--- start of Record set ---

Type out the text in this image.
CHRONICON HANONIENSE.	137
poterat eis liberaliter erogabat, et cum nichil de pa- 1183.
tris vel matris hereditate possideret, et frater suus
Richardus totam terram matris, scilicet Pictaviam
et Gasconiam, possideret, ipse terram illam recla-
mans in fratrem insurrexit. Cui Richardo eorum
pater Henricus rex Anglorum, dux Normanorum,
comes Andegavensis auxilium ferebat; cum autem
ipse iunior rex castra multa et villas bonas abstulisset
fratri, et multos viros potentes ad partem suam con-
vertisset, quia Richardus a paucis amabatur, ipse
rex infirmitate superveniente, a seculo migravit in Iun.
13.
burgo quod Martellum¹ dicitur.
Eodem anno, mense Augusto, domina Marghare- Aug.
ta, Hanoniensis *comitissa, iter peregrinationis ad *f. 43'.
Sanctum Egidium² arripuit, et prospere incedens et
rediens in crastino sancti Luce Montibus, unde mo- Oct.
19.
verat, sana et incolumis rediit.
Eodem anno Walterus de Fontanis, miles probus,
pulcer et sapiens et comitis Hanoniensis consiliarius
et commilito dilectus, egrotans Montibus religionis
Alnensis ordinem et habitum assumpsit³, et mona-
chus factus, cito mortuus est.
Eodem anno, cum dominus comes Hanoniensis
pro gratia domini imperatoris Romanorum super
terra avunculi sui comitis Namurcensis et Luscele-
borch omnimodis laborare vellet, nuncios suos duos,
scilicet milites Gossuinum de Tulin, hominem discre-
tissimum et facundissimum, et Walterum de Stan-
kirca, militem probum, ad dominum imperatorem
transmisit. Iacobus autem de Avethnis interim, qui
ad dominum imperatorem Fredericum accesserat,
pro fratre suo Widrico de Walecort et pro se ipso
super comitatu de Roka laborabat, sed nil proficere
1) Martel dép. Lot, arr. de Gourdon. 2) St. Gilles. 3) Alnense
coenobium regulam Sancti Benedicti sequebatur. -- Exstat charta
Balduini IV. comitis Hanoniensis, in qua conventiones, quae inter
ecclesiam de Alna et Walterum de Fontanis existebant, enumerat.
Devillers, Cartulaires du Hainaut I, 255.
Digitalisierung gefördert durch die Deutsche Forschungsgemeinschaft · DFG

--- end of Record set ---

■ Goal: Write out every line from the entries where "Walterum" appears.

■ Solution to the problem:
tissimum et facundissimum, et Walterum de Stan-
ecclesiam de Alna et Walterum de Fontanis existebant, enumerat.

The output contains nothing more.